• _Work required_
Output each entry exactly; skip nothing.

• _Data excerpts_
▶
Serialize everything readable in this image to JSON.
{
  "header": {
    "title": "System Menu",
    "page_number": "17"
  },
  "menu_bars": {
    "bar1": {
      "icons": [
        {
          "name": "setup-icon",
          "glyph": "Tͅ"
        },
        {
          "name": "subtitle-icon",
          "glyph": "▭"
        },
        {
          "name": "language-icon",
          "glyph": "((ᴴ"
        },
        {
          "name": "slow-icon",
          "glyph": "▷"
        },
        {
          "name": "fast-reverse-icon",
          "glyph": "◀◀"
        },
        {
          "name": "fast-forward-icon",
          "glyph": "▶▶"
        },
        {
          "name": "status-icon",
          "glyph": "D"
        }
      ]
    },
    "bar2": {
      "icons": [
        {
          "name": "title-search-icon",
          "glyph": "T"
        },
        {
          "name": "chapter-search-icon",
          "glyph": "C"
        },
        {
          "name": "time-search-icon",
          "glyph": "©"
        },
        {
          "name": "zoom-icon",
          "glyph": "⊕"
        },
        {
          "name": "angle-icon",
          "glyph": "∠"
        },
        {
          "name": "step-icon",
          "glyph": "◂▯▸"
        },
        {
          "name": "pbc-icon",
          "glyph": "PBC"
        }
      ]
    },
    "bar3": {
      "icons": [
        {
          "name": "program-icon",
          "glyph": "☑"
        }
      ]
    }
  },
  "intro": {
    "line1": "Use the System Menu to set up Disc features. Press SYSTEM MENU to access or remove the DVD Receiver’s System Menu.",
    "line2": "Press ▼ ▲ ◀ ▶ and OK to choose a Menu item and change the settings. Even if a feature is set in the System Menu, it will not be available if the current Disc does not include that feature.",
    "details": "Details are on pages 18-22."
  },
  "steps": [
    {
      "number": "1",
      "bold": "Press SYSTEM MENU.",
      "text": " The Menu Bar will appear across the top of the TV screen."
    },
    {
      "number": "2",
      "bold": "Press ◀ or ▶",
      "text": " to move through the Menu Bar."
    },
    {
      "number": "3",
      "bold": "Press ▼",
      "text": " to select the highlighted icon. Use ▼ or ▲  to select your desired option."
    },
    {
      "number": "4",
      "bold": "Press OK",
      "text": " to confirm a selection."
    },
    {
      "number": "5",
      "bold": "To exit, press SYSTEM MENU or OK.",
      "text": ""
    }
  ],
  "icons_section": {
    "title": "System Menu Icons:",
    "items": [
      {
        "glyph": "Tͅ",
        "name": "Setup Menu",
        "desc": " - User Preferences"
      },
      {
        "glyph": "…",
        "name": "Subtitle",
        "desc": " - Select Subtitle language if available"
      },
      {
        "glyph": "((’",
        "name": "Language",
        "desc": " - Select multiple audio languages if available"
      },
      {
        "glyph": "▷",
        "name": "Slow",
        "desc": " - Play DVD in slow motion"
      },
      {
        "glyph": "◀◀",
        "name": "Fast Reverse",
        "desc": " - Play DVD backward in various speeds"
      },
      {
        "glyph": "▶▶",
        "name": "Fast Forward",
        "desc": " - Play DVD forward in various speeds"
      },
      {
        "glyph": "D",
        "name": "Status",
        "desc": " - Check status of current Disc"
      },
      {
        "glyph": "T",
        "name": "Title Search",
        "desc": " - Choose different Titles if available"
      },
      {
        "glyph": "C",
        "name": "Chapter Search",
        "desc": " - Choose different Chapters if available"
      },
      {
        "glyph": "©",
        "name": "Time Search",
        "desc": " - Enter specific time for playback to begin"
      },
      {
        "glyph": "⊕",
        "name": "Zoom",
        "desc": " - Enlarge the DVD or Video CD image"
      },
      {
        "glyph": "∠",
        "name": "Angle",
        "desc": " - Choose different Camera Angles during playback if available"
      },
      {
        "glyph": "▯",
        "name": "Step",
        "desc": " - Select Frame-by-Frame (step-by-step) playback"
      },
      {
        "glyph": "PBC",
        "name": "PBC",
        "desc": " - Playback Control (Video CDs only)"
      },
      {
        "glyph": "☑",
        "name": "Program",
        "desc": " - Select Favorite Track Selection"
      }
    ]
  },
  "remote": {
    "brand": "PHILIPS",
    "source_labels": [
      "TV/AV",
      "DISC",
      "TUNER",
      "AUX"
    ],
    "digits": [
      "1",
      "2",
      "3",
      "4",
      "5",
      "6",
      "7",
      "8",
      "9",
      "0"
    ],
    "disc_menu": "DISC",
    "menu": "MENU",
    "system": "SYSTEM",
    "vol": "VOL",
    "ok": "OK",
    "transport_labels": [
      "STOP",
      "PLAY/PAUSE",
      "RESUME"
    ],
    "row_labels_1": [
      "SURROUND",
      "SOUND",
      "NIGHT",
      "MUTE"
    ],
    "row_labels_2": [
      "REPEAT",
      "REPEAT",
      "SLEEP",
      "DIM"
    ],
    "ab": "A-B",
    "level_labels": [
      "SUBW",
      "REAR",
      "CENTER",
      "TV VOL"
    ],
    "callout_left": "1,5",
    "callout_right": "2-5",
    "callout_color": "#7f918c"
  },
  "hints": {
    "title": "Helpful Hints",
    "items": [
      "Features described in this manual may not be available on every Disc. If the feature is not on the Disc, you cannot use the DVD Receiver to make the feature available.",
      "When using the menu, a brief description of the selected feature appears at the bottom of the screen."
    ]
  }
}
◀
• _Finished task_
Serialize everything readable in this image to JSON.
{
  "header": {
    "title": "System Menu",
    "page_number": "17"
  },
  "menu_bars": {
    "bar1": {
      "icons": [
        {
          "name": "setup-icon",
          "glyph": "Tͅ"
        },
        {
          "name": "subtitle-icon",
          "glyph": "▭"
        },
        {
          "name": "language-icon",
          "glyph": "((ᴴ"
        },
        {
          "name": "slow-icon",
          "glyph": "▷"
        },
        {
          "name": "fast-reverse-icon",
          "glyph": "◀◀"
        },
        {
          "name": "fast-forward-icon",
          "glyph": "▶▶"
        },
        {
          "name": "status-icon",
          "glyph": "D"
        }
      ]
    },
    "bar2": {
      "icons": [
        {
          "name": "title-search-icon",
          "glyph": "T"
        },
        {
          "name": "chapter-search-icon",
          "glyph": "C"
        },
        {
          "name": "time-search-icon",
          "glyph": "©"
        },
        {
          "name": "zoom-icon",
          "glyph": "⊕"
        },
        {
          "name": "angle-icon",
          "glyph": "∠"
        },
        {
          "name": "step-icon",
          "glyph": "◂▯▸"
        },
        {
          "name": "pbc-icon",
          "glyph": "PBC"
        }
      ]
    },
    "bar3": {
      "icons": [
        {
          "name": "program-icon",
          "glyph": "☑"
        }
      ]
    }
  },
  "intro": {
    "line1": "Use the System Menu to set up Disc features. Press SYSTEM MENU to access or remove the DVD Receiver’s System Menu.",
    "line2": "Press ▼ ▲ ◀ ▶ and OK to choose a Menu item and change the settings. Even if a feature is set in the System Menu, it will not be available if the current Disc does not include that feature.",
    "details": "Details are on pages 18-22."
  },
  "steps": [
    {
      "number": "1",
      "bold": "Press SYSTEM MENU.",
      "text": " The Menu Bar will appear across the top of the TV screen."
    },
    {
      "number": "2",
      "bold": "Press ◀ or ▶",
      "text": " to move through the Menu Bar."
    },
    {
      "number": "3",
      "bold": "Press ▼",
      "text": " to select the highlighted icon. Use ▼ or ▲  to select your desired option."
    },
    {
      "number": "4",
      "bold": "Press OK",
      "text": " to confirm a selection."
    },
    {
      "number": "5",
      "bold": "To exit, press SYSTEM MENU or OK.",
      "text": ""
    }
  ],
  "icons_section": {
    "title": "System Menu Icons:",
    "items": [
      {
        "glyph": "Tͅ",
        "name": "Setup Menu",
        "desc": " - User Preferences"
      },
      {
        "glyph": "…",
        "name": "Subtitle",
        "desc": " - Select Subtitle language if available"
      },
      {
        "glyph": "((’",
        "name": "Language",
        "desc": " - Select multiple audio languages if available"
      },
      {
        "glyph": "▷",
        "name": "Slow",
        "desc": " - Play DVD in slow motion"
      },
      {
        "glyph": "◀◀",
        "name": "Fast Reverse",
        "desc": " - Play DVD backward in various speeds"
      },
      {
        "glyph": "▶▶",
        "name": "Fast Forward",
        "desc": " - Play DVD forward in various speeds"
      },
      {
        "glyph": "D",
        "name": "Status",
        "desc": " - Check status of current Disc"
      },
      {
        "glyph": "T",
        "name": "Title Search",
        "desc": " - Choose different Titles if available"
      },
      {
        "glyph": "C",
        "name": "Chapter Search",
        "desc": " - Choose different Chapters if available"
      },
      {
        "glyph": "©",
        "name": "Time Search",
        "desc": " - Enter specific time for playback to begin"
      },
      {
        "glyph": "⊕",
        "name": "Zoom",
        "desc": " - Enlarge the DVD or Video CD image"
      },
      {
        "glyph": "∠",
        "name": "Angle",
        "desc": " - Choose different Camera Angles during playback if available"
      },
      {
        "glyph": "▯",
        "name": "Step",
        "desc": " - Select Frame-by-Frame (step-by-step) playback"
      },
      {
        "glyph": "PBC",
        "name": "PBC",
        "desc": " - Playback Control (Video CDs only)"
      },
      {
        "glyph": "☑",
        "name": "Program",
        "desc": " - Select Favorite Track Selection"
      }
    ]
  },
  "remote": {
    "brand": "PHILIPS",
    "source_labels": [
      "TV/AV",
      "DISC",
      "TUNER",
      "AUX"
    ],
    "digits": [
      "1",
      "2",
      "3",
      "4",
      "5",
      "6",
      "7",
      "8",
      "9",
      "0"
    ],
    "disc_menu": "DISC",
    "menu": "MENU",
    "system": "SYSTEM",
    "vol": "VOL",
    "ok": "OK",
    "transport_labels": [
      "STOP",
      "PLAY/PAUSE",
      "RESUME"
    ],
    "row_labels_1": [
      "SURROUND",
      "SOUND",
      "NIGHT",
      "MUTE"
    ],
    "row_labels_2": [
      "REPEAT",
      "REPEAT",
      "SLEEP",
      "DIM"
    ],
    "ab": "A-B",
    "level_labels": [
      "SUBW",
      "REAR",
      "CENTER",
      "TV VOL"
    ],
    "callout_left": "1,5",
    "callout_right": "2-5",
    "callout_color": "#7f918c"
  },
  "hints": {
    "title": "Helpful Hints",
    "items": [
      "Features described in this manual may not be available on every Disc. If the feature is not on the Disc, you cannot use the DVD Receiver to make the feature available.",
      "When using the menu, a brief description of the selected feature appears at the bottom of the screen."
    ]
  }
}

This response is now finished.